SHORT EXERCISE
Without the pictures, output the records below word for word.

GIVEN DATA
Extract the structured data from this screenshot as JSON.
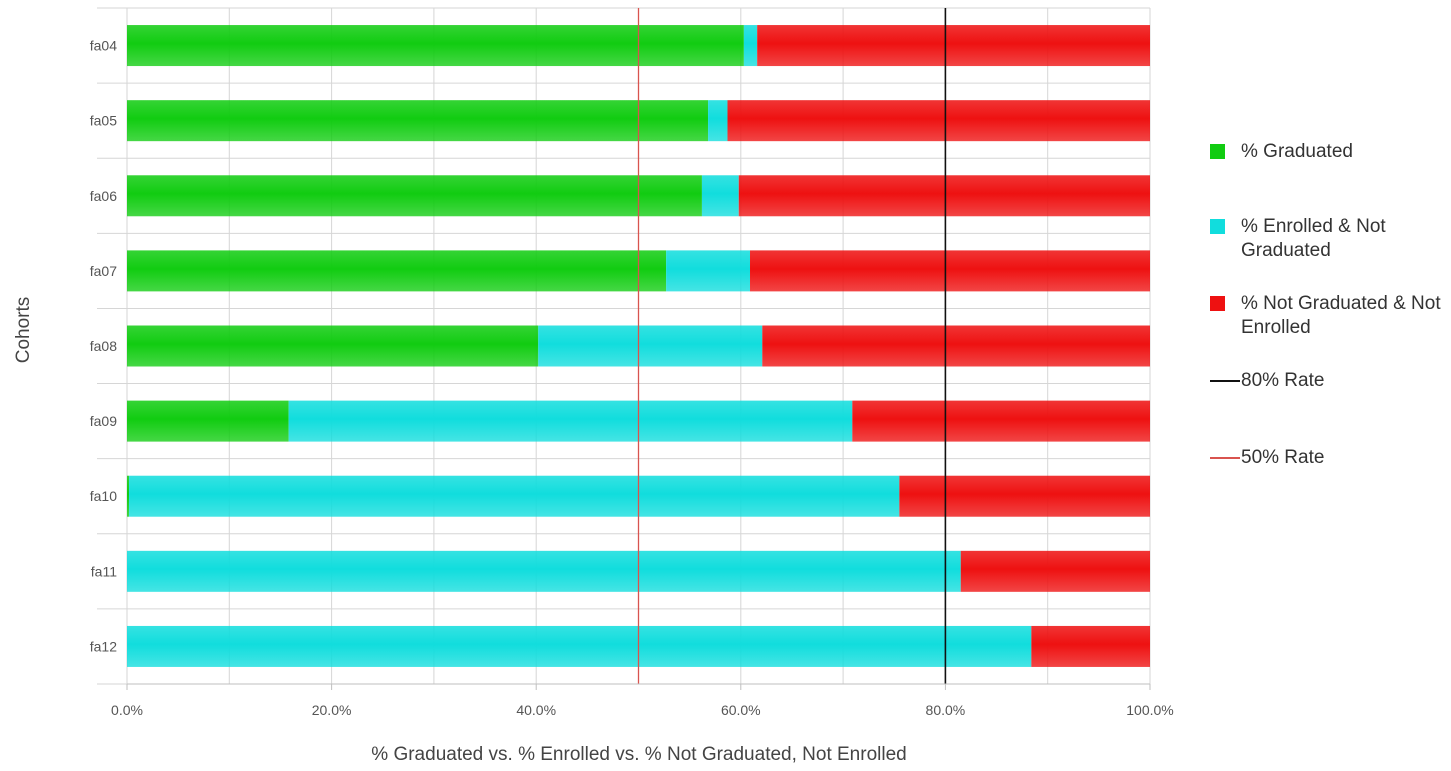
{
  "chart_data": {
    "type": "bar",
    "orientation": "horizontal",
    "stacked": true,
    "categories": [
      "fa04",
      "fa05",
      "fa06",
      "fa07",
      "fa08",
      "fa09",
      "fa10",
      "fa11",
      "fa12"
    ],
    "series": [
      {
        "name": "% Graduated",
        "color": "#11cc11",
        "values": [
          60.3,
          56.8,
          56.2,
          52.7,
          40.2,
          15.8,
          0.2,
          0.0,
          0.0
        ]
      },
      {
        "name": "% Enrolled & Not Graduated",
        "color": "#11dddd",
        "values": [
          1.3,
          1.9,
          3.6,
          8.2,
          21.9,
          55.1,
          75.3,
          81.5,
          88.4
        ]
      },
      {
        "name": "% Not Graduated & Not Enrolled",
        "color": "#ee1111",
        "values": [
          38.4,
          41.3,
          40.2,
          39.1,
          37.9,
          29.1,
          24.5,
          18.5,
          11.6
        ]
      }
    ],
    "reference_lines": [
      {
        "name": "80% Rate",
        "value": 80,
        "color": "#111111"
      },
      {
        "name": "50% Rate",
        "value": 50,
        "color": "#d9534f"
      }
    ],
    "xlim": [
      0,
      100
    ],
    "x_ticks": [
      0,
      20,
      40,
      60,
      80,
      100
    ],
    "x_tick_labels": [
      "0.0%",
      "20.0%",
      "40.0%",
      "60.0%",
      "80.0%",
      "100.0%"
    ],
    "xlabel": "% Graduated vs. % Enrolled vs. % Not Graduated, Not Enrolled",
    "ylabel": "Cohorts",
    "grid": true,
    "legend_position": "right"
  },
  "legend": {
    "items": [
      {
        "label": "% Graduated",
        "kind": "box",
        "color": "#11cc11"
      },
      {
        "label": "% Enrolled & Not Graduated",
        "kind": "box",
        "color": "#11dddd"
      },
      {
        "label": "% Not Graduated & Not Enrolled",
        "kind": "box",
        "color": "#ee1111"
      },
      {
        "label": "80% Rate",
        "kind": "line",
        "color": "#111111"
      },
      {
        "label": "50% Rate",
        "kind": "line",
        "color": "#d9534f"
      }
    ]
  }
}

FULL ANSWER
Extract the structured data from this screenshot as JSON.
{
  "chart_data": {
    "type": "bar",
    "orientation": "horizontal",
    "stacked": true,
    "categories": [
      "fa04",
      "fa05",
      "fa06",
      "fa07",
      "fa08",
      "fa09",
      "fa10",
      "fa11",
      "fa12"
    ],
    "series": [
      {
        "name": "% Graduated",
        "color": "#11cc11",
        "values": [
          60.3,
          56.8,
          56.2,
          52.7,
          40.2,
          15.8,
          0.2,
          0.0,
          0.0
        ]
      },
      {
        "name": "% Enrolled & Not Graduated",
        "color": "#11dddd",
        "values": [
          1.3,
          1.9,
          3.6,
          8.2,
          21.9,
          55.1,
          75.3,
          81.5,
          88.4
        ]
      },
      {
        "name": "% Not Graduated & Not Enrolled",
        "color": "#ee1111",
        "values": [
          38.4,
          41.3,
          40.2,
          39.1,
          37.9,
          29.1,
          24.5,
          18.5,
          11.6
        ]
      }
    ],
    "reference_lines": [
      {
        "name": "80% Rate",
        "value": 80,
        "color": "#111111"
      },
      {
        "name": "50% Rate",
        "value": 50,
        "color": "#d9534f"
      }
    ],
    "xlim": [
      0,
      100
    ],
    "x_ticks": [
      0,
      20,
      40,
      60,
      80,
      100
    ],
    "x_tick_labels": [
      "0.0%",
      "20.0%",
      "40.0%",
      "60.0%",
      "80.0%",
      "100.0%"
    ],
    "xlabel": "% Graduated vs. % Enrolled vs. % Not Graduated, Not Enrolled",
    "ylabel": "Cohorts",
    "grid": true,
    "legend_position": "right"
  },
  "legend": {
    "items": [
      {
        "label": "% Graduated",
        "kind": "box",
        "color": "#11cc11"
      },
      {
        "label": "% Enrolled & Not Graduated",
        "kind": "box",
        "color": "#11dddd"
      },
      {
        "label": "% Not Graduated & Not Enrolled",
        "kind": "box",
        "color": "#ee1111"
      },
      {
        "label": "80% Rate",
        "kind": "line",
        "color": "#111111"
      },
      {
        "label": "50% Rate",
        "kind": "line",
        "color": "#d9534f"
      }
    ]
  }
}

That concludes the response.